### Given information

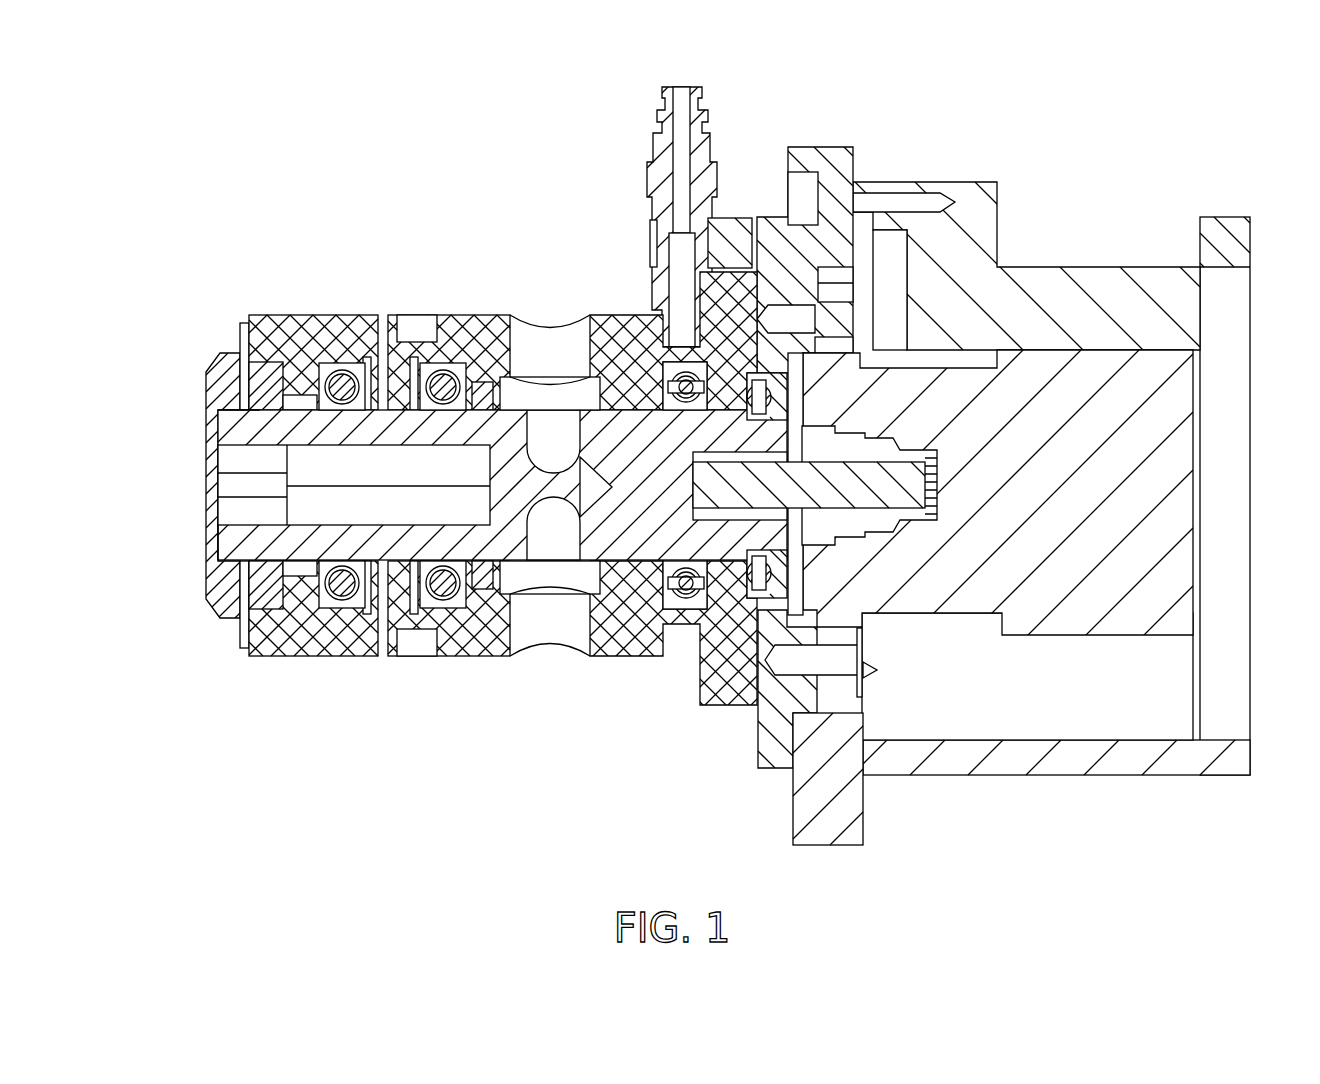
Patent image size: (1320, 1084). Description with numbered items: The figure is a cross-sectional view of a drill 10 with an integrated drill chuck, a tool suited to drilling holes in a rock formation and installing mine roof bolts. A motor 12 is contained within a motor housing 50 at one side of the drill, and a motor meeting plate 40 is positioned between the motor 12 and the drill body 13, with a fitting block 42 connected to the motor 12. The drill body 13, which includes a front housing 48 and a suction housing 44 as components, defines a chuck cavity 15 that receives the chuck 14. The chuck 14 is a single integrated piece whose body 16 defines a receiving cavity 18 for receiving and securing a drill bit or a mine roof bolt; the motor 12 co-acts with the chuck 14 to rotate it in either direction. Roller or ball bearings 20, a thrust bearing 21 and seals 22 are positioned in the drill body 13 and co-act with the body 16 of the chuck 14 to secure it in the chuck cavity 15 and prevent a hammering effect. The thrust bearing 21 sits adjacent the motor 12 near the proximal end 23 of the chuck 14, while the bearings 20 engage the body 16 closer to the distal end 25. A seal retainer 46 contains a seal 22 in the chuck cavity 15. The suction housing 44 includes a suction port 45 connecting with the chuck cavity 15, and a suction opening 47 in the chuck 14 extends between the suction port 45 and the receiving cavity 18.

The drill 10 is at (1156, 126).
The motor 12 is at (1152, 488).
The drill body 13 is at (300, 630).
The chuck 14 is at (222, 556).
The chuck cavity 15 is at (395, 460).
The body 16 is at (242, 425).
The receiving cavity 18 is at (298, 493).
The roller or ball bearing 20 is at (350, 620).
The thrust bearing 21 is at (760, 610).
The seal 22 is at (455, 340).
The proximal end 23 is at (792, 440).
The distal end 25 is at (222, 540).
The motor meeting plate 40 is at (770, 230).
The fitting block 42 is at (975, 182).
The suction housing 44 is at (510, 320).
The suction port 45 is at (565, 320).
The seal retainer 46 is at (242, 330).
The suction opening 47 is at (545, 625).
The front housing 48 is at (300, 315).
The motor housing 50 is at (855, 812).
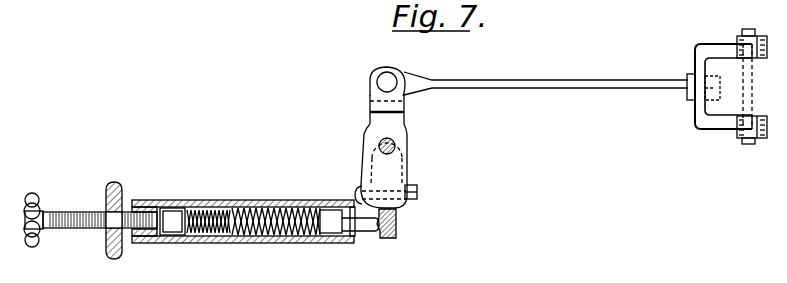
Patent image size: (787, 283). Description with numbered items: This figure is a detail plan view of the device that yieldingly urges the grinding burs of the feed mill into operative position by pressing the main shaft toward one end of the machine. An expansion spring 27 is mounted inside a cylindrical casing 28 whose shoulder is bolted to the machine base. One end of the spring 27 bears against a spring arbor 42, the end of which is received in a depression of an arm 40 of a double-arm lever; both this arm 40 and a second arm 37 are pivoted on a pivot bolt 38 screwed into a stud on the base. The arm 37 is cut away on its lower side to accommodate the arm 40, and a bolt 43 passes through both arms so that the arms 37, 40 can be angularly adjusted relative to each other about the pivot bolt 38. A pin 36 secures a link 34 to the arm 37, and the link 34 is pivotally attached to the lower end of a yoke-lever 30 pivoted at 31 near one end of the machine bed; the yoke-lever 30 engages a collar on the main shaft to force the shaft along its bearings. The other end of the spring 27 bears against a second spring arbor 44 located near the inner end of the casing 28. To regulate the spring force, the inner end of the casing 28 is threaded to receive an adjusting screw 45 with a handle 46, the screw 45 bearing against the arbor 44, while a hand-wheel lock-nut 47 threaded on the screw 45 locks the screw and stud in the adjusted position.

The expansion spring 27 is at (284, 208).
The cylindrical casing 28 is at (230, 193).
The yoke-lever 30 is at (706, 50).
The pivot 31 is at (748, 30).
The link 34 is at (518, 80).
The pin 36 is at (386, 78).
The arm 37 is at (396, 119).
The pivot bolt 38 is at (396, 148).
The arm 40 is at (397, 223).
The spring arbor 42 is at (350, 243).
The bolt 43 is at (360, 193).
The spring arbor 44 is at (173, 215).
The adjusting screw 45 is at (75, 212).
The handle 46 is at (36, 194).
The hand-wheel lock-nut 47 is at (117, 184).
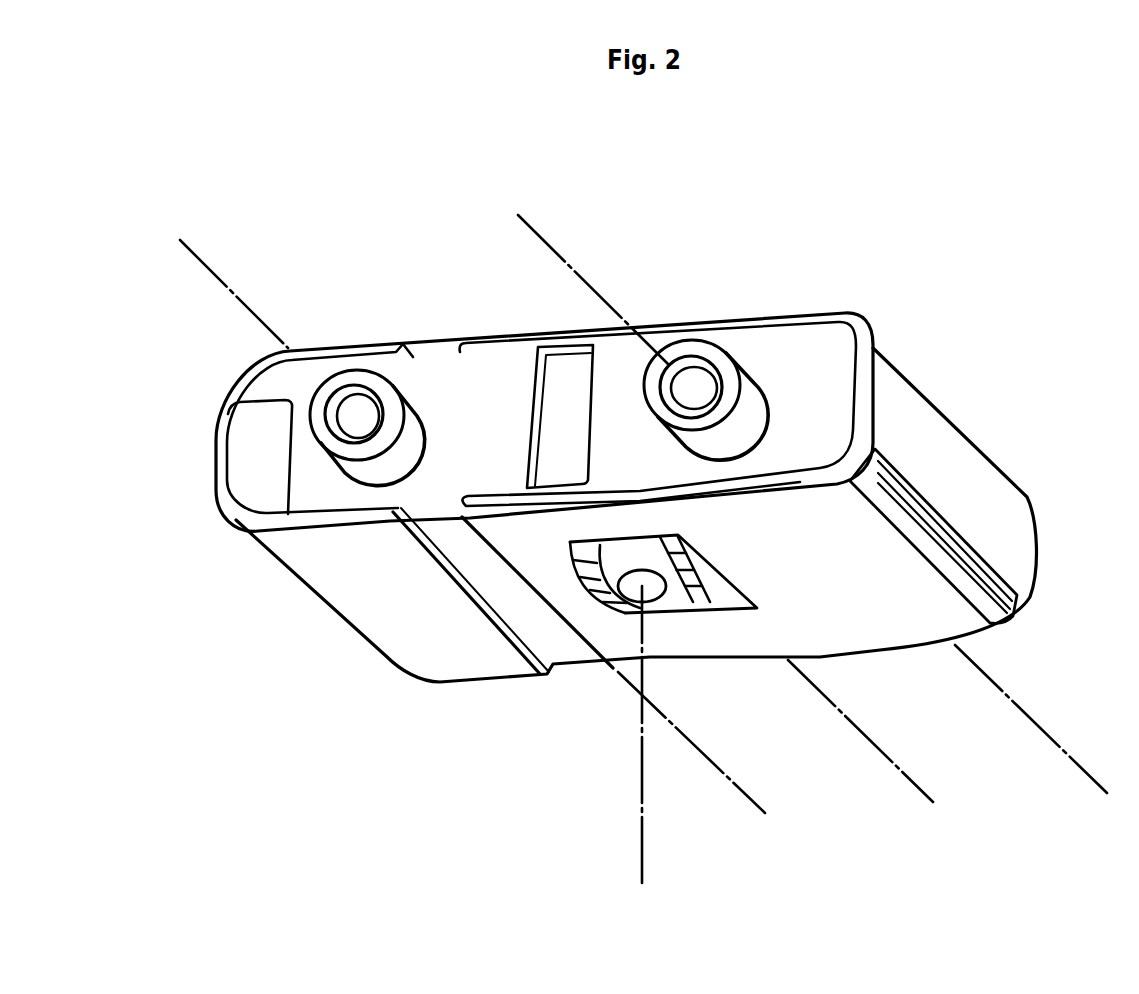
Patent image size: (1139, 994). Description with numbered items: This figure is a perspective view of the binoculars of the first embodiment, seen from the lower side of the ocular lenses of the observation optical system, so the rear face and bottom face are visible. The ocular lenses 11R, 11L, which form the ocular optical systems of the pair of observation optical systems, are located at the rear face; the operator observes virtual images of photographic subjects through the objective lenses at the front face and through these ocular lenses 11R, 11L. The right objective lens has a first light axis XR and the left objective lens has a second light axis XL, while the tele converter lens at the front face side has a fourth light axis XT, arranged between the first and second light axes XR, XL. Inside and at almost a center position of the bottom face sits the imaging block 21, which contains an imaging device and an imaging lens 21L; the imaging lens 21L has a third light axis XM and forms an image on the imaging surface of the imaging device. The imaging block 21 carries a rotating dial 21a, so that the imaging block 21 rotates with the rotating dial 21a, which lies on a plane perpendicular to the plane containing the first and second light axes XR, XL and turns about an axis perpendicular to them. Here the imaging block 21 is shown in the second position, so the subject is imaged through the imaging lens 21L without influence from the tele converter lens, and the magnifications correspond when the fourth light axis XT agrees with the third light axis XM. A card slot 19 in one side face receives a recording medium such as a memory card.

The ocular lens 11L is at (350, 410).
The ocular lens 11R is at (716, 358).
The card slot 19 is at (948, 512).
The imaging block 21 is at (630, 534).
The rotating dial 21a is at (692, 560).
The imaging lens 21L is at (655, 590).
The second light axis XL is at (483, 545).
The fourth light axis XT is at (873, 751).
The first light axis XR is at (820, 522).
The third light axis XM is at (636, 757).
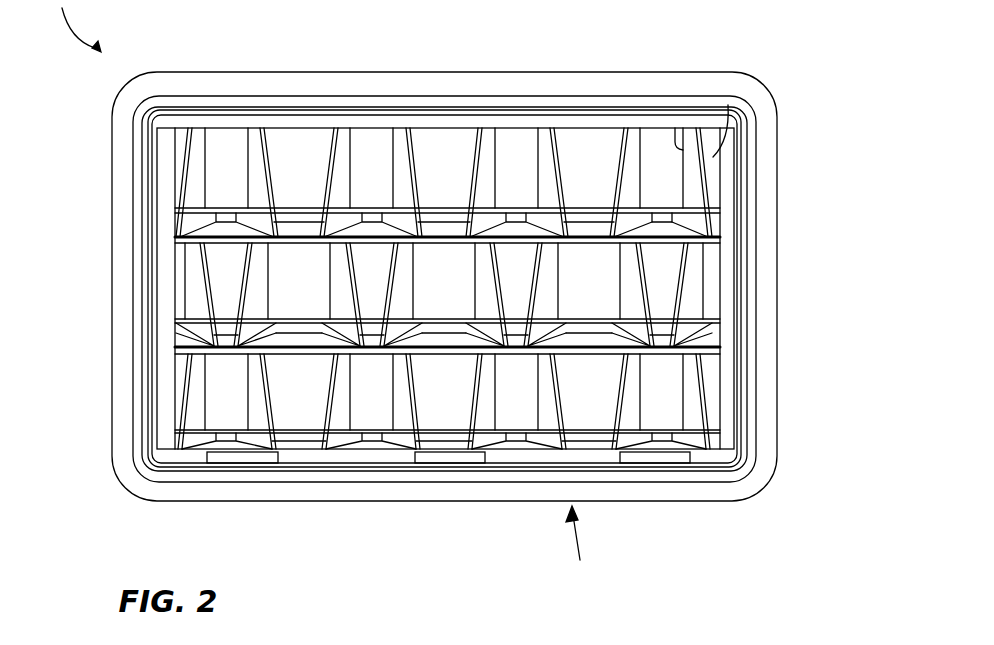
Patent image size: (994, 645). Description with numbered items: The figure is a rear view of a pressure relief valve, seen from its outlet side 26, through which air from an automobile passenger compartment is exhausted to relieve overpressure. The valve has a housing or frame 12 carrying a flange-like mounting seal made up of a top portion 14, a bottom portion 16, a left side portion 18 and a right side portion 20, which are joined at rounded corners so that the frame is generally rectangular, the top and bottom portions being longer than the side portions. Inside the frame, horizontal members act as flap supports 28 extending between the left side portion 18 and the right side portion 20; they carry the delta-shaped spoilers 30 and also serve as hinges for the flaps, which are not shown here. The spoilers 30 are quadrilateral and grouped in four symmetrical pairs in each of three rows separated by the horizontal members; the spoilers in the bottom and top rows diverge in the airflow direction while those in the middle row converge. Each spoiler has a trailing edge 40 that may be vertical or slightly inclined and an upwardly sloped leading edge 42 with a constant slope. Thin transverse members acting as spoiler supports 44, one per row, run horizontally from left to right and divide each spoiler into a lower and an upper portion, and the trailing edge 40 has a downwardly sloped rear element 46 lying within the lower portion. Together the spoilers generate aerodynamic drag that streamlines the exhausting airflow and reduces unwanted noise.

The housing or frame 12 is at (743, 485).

######

» **What is being asked**
Update the material by replacing every occurrence of "Patent image size" with "Image dimensions" and leaving all other text unchanged. Omit the pictures from your answer.

» **Task response**
Image dimensions: (1320, 1084). Description with numbered items: The figure is a cross-sectional view of a drill 10 with an integrated drill chuck, a tool suited to drilling holes in a rock formation and installing mine roof bolts. A motor 12 is contained within a motor housing 50 at one side of the drill, and a motor meeting plate 40 is positioned between the motor 12 and the drill body 13, with a fitting block 42 connected to the motor 12. The drill body 13, which includes a front housing 48 and a suction housing 44 as components, defines a chuck cavity 15 that receives the chuck 14. The chuck 14 is a single integrated piece whose body 16 defines a receiving cavity 18 for receiving and securing a drill bit or a mine roof bolt; the motor 12 co-acts with the chuck 14 to rotate it in either direction. Roller or ball bearings 20, a thrust bearing 21 and seals 22 are positioned in the drill body 13 and co-act with the body 16 of the chuck 14 to secure it in the chuck cavity 15 and prevent a hammering effect. The thrust bearing 21 sits adjacent the motor 12 near the proximal end 23 of the chuck 14, while the bearings 20 engage the body 16 closer to the distal end 25. A seal retainer 46 contains a seal 22 in the chuck cavity 15. The suction housing 44 includes a suction port 45 connecting with the chuck cavity 15, and a suction opening 47 in the chuck 14 extends between the suction port 45 and the receiving cavity 18.

The drill 10 is at (1156, 126).
The motor 12 is at (1152, 488).
The drill body 13 is at (300, 630).
The chuck 14 is at (222, 556).
The chuck cavity 15 is at (395, 460).
The body 16 is at (242, 425).
The receiving cavity 18 is at (298, 493).
The roller or ball bearing 20 is at (350, 620).
The thrust bearing 21 is at (760, 610).
The seal 22 is at (455, 340).
The proximal end 23 is at (792, 440).
The distal end 25 is at (222, 540).
The motor meeting plate 40 is at (770, 230).
The fitting block 42 is at (975, 182).
The suction housing 44 is at (510, 320).
The suction port 45 is at (565, 320).
The seal retainer 46 is at (242, 330).
The suction opening 47 is at (545, 625).
The front housing 48 is at (300, 315).
The motor housing 50 is at (855, 812).
Image dimensions: (787, 283). Description with numbered items: This figure is a detail plan view of the device that yieldingly urges the grinding burs of the feed mill into operative position by pressing the main shaft toward one end of the machine. An expansion spring 27 is mounted inside a cylindrical casing 28 whose shoulder is bolted to the machine base. One end of the spring 27 bears against a spring arbor 42, the end of which is received in a depression of an arm 40 of a double-arm lever; both this arm 40 and a second arm 37 are pivoted on a pivot bolt 38 screwed into a stud on the base. The arm 37 is cut away on its lower side to accommodate the arm 40, and a bolt 43 passes through both arms so that the arms 37, 40 can be angularly adjusted relative to each other about the pivot bolt 38. A pin 36 secures a link 34 to the arm 37, and the link 34 is pivotally attached to the lower end of a yoke-lever 30 pivoted at 31 near one end of the machine bed; the yoke-lever 30 engages a collar on the main shaft to force the shaft along its bearings. The other end of the spring 27 bears against a second spring arbor 44 located near the inner end of the casing 28. To regulate the spring force, the inner end of the casing 28 is threaded to receive an adjusting screw 45 with a handle 46, the screw 45 bearing against the arbor 44, while a hand-wheel lock-nut 47 threaded on the screw 45 locks the screw and stud in the adjusted position.

The expansion spring 27 is at (284, 208).
The cylindrical casing 28 is at (230, 193).
The yoke-lever 30 is at (706, 50).
The pivot 31 is at (748, 30).
The link 34 is at (518, 80).
The pin 36 is at (386, 78).
The arm 37 is at (396, 119).
The pivot bolt 38 is at (396, 148).
The arm 40 is at (397, 223).
The spring arbor 42 is at (350, 243).
The bolt 43 is at (360, 193).
The spring arbor 44 is at (173, 215).
The adjusting screw 45 is at (75, 212).
The handle 46 is at (36, 194).
The hand-wheel lock-nut 47 is at (117, 184).
Image dimensions: (1139, 994). Description with numbered items: This figure is a perspective view of the binoculars of the first embodiment, seen from the lower side of the ocular lenses of the observation optical system, so the rear face and bottom face are visible. The ocular lenses 11R, 11L, which form the ocular optical systems of the pair of observation optical systems, are located at the rear face; the operator observes virtual images of photographic subjects through the objective lenses at the front face and through these ocular lenses 11R, 11L. The right objective lens has a first light axis XR and the left objective lens has a second light axis XL, while the tele converter lens at the front face side has a fourth light axis XT, arranged between the first and second light axes XR, XL. Inside and at almost a center position of the bottom face sits the imaging block 21, which contains an imaging device and an imaging lens 21L; the imaging lens 21L has a third light axis XM and forms an image on the imaging surface of the imaging device. The imaging block 21 carries a rotating dial 21a, so that the imaging block 21 rotates with the rotating dial 21a, which lies on a plane perpendicular to the plane containing the first and second light axes XR, XL and turns about an axis perpendicular to them. Here the imaging block 21 is shown in the second position, so the subject is imaged through the imaging lens 21L without influence from the tele converter lens, and the magnifications correspond when the fourth light axis XT agrees with the third light axis XM. A card slot 19 in one side face receives a recording medium such as a memory card.

The ocular lens 11L is at (350, 410).
The ocular lens 11R is at (716, 358).
The card slot 19 is at (948, 512).
The imaging block 21 is at (630, 534).
The rotating dial 21a is at (692, 560).
The imaging lens 21L is at (655, 590).
The second light axis XL is at (483, 545).
The fourth light axis XT is at (873, 751).
The first light axis XR is at (820, 522).
The third light axis XM is at (636, 757).
Image dimensions: (994, 645). Description with numbered items: The figure is a rear view of a pressure relief valve, seen from its outlet side 26, through which air from an automobile passenger compartment is exhausted to relieve overpressure. The valve has a housing or frame 12 carrying a flange-like mounting seal made up of a top portion 14, a bottom portion 16, a left side portion 18 and a right side portion 20, which are joined at rounded corners so that the frame is generally rectangular, the top and bottom portions being longer than the side portions. Inside the frame, horizontal members act as flap supports 28 extending between the left side portion 18 and the right side portion 20; they carry the delta-shaped spoilers 30 and also serve as hinges for the flaps, which are not shown here. The spoilers 30 are quadrilateral and grouped in four symmetrical pairs in each of three rows separated by the horizontal members; the spoilers in the bottom and top rows diverge in the airflow direction while those in the middle row converge. Each spoiler has a trailing edge 40 that may be vertical or slightly inclined and an upwardly sloped leading edge 42 with a constant slope. Thin transverse members acting as spoiler supports 44, one per row, run horizontally from left to right and divide each spoiler into a lower and an upper portion, and the trailing edge 40 has a downwardly sloped rear element 46 lying within the lower portion. Together the spoilers generate aerodynamic drag that streamlines the exhausting airflow and reduces unwanted noise.

The housing or frame 12 is at (743, 485).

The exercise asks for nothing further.